From the line with "Extract all readable text from this page." through the final line, please write out the listing exactly, including both of those lines.

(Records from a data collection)
***
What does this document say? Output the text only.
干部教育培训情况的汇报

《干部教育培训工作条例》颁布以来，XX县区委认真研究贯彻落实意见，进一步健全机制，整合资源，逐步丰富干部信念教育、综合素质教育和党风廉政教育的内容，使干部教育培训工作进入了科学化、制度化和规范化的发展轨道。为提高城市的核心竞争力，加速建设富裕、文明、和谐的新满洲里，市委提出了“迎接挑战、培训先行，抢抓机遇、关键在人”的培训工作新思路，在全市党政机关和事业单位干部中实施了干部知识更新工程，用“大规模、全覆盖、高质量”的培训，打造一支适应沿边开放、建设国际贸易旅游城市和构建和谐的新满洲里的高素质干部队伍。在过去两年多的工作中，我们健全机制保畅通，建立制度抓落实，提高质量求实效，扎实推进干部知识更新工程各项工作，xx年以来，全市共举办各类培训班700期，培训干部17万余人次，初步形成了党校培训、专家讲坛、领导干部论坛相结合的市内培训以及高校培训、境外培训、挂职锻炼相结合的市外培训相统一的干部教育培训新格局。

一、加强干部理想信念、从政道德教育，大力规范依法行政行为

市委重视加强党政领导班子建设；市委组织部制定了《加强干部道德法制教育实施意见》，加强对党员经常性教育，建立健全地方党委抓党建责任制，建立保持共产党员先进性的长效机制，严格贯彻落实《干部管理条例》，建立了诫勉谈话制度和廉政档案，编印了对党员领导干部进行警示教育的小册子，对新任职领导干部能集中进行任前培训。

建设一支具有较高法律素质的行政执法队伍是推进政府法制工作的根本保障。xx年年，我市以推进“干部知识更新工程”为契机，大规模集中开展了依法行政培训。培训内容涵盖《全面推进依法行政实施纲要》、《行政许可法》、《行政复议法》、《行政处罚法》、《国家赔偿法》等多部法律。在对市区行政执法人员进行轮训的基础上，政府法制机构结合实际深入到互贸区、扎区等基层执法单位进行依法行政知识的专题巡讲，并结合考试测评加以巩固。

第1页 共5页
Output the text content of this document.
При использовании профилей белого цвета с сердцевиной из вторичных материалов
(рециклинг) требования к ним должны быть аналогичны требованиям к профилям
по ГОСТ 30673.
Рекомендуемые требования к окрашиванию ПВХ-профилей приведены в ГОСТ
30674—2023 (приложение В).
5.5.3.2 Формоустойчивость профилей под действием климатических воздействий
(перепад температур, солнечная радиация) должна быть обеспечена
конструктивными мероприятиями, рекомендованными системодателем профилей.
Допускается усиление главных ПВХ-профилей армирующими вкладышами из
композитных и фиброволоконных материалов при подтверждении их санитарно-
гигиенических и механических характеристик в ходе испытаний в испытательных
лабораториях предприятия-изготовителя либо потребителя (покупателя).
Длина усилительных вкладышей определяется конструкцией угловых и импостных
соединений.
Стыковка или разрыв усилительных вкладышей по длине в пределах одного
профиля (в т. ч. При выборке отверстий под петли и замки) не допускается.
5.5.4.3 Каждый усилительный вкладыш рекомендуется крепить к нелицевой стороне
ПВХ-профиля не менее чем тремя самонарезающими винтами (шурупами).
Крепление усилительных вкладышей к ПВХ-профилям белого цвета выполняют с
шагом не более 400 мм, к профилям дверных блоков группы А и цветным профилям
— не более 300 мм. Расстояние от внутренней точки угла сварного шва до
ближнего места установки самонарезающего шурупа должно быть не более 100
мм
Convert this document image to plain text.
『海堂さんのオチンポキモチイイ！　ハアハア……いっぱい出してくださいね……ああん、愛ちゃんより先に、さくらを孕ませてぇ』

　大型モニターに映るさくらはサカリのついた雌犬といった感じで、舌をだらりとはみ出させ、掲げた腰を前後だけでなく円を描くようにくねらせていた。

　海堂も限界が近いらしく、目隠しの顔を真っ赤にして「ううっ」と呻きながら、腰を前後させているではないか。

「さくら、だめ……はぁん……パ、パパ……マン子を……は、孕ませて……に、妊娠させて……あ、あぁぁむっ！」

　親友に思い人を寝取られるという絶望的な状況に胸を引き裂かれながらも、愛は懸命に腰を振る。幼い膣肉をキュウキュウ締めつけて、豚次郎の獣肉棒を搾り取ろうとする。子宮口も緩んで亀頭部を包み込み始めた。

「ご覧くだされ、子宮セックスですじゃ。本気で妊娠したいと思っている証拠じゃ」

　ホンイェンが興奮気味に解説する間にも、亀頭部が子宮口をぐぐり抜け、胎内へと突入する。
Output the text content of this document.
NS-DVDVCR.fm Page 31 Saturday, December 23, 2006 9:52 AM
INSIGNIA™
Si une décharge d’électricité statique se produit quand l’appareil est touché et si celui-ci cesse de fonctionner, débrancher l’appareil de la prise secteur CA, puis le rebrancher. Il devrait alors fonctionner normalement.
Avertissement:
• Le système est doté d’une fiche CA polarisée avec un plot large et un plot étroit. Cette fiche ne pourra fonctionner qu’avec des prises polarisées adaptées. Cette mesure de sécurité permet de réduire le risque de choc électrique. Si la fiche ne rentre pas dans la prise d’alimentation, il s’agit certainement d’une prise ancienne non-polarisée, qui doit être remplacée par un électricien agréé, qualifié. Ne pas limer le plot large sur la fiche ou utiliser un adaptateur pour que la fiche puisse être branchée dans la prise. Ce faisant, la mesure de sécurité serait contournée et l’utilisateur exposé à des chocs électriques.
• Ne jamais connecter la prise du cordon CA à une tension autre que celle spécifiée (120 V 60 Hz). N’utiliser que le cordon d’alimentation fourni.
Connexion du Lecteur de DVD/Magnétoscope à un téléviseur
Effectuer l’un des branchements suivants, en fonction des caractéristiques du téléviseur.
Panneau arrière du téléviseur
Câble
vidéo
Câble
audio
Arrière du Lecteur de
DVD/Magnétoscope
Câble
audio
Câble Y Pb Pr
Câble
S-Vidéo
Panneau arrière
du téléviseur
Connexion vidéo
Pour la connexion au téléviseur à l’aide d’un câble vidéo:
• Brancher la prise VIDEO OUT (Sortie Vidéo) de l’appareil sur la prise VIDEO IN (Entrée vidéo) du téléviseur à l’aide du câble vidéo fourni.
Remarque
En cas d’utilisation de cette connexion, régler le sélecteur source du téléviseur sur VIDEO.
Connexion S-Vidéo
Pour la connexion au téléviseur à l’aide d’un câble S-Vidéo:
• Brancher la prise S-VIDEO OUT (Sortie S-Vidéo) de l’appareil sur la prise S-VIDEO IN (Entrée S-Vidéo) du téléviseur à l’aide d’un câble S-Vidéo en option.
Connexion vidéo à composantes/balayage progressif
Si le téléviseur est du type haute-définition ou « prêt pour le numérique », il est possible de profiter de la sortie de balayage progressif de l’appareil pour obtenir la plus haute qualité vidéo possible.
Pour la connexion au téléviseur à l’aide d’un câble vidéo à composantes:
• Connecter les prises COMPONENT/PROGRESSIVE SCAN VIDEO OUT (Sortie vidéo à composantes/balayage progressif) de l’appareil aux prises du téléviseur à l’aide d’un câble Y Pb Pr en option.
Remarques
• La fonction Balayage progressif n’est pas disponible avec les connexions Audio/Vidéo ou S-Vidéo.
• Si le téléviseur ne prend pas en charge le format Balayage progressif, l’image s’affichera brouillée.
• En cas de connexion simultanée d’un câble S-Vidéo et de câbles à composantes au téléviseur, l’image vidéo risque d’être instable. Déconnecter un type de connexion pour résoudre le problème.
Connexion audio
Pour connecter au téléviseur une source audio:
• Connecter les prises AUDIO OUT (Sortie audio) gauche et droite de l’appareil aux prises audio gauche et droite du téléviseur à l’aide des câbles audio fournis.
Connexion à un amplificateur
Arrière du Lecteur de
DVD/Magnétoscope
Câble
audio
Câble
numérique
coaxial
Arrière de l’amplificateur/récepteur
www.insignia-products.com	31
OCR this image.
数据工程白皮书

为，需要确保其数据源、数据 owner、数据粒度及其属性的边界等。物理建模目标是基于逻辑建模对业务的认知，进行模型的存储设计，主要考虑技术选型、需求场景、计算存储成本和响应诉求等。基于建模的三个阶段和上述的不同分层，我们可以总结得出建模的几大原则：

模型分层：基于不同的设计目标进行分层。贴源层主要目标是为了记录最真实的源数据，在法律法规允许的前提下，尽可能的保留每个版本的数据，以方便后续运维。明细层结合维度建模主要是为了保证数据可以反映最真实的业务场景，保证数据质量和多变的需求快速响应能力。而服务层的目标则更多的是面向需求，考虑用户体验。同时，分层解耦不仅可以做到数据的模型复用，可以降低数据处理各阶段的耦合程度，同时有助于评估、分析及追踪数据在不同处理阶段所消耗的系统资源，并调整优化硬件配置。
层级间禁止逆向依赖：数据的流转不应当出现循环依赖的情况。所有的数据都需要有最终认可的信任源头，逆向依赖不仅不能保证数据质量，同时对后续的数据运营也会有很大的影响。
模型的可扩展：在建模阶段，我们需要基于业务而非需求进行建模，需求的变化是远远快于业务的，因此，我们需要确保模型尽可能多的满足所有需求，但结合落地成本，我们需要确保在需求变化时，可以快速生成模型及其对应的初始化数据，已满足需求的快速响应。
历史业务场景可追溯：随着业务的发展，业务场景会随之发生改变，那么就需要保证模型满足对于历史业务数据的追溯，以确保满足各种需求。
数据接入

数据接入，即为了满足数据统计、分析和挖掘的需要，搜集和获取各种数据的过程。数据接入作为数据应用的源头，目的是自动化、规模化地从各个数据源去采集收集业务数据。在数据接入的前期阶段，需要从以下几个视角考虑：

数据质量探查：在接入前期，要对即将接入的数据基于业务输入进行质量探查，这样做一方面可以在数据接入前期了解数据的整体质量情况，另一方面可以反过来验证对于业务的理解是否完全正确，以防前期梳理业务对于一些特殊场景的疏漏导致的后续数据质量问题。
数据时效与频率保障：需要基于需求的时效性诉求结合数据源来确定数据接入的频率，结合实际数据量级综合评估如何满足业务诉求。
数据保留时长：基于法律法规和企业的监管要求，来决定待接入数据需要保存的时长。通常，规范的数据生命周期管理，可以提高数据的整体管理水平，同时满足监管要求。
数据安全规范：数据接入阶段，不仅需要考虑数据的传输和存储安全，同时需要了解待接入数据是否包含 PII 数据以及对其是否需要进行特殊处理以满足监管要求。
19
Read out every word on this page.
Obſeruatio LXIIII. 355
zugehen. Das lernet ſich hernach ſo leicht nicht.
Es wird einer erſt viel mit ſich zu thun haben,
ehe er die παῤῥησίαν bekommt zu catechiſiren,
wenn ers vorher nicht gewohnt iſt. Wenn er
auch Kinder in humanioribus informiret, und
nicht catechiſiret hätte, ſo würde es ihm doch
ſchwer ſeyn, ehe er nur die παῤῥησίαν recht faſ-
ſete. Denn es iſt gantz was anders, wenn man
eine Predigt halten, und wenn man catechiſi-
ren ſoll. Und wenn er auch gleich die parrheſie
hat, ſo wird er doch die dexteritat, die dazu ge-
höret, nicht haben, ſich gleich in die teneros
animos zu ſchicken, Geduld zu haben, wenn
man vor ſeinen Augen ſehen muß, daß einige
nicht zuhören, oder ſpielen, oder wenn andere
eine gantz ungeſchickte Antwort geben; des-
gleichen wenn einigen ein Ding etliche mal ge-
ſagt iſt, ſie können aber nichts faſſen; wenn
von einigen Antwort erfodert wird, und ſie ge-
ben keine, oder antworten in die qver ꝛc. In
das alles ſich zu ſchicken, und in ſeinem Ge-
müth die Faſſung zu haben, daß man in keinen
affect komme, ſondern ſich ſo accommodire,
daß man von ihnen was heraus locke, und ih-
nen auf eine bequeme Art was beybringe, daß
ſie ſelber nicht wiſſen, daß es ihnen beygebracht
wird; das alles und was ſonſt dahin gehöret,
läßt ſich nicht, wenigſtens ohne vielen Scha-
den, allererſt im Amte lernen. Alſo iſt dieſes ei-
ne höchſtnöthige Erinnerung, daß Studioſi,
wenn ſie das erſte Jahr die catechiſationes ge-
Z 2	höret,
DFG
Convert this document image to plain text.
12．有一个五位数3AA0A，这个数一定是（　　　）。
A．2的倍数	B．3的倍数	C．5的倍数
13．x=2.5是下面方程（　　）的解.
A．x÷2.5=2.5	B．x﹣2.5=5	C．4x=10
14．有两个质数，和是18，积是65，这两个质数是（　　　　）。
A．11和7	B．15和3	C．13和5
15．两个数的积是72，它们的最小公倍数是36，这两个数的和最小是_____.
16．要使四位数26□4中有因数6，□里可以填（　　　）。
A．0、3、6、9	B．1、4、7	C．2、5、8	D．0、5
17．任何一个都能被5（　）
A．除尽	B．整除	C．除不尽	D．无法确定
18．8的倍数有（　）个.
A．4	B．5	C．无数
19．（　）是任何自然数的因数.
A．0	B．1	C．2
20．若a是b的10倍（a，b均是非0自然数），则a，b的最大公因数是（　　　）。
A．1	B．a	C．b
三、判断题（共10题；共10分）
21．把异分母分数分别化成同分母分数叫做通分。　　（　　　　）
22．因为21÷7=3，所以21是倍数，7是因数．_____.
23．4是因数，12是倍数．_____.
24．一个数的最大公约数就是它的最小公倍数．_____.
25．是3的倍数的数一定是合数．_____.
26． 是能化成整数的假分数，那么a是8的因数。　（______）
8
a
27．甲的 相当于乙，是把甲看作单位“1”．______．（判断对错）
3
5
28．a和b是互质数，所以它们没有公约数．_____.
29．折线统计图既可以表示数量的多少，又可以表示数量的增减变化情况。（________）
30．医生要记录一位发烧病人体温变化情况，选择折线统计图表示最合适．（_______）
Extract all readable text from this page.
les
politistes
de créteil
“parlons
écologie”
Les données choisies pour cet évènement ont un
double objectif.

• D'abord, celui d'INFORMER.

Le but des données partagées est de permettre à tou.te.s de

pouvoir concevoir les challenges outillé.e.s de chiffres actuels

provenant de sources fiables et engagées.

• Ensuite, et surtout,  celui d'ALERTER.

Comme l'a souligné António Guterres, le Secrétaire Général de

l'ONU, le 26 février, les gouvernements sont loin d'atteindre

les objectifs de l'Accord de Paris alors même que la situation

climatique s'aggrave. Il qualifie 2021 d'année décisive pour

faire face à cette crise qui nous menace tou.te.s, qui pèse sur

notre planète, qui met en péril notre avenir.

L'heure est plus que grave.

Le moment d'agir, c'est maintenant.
***
(Response for this exercise)
Extract all readable text from this page.
les
politistes
de créteil
“parlons
écologie”
Les données choisies pour cet évènement ont un
double objectif.

• D'abord, celui d'INFORMER.

Le but des données partagées est de permettre à tou.te.s de

pouvoir concevoir les challenges outillé.e.s de chiffres actuels

provenant de sources fiables et engagées.

• Ensuite, et surtout,  celui d'ALERTER.

Comme l'a souligné António Guterres, le Secrétaire Général de

l'ONU, le 26 février, les gouvernements sont loin d'atteindre

les objectifs de l'Accord de Paris alors même que la situation

climatique s'aggrave. Il qualifie 2021 d'année décisive pour

faire face à cette crise qui nous menace tou.te.s, qui pèse sur

notre planète, qui met en péril notre avenir.

L'heure est plus que grave.

Le moment d'agir, c'est maintenant.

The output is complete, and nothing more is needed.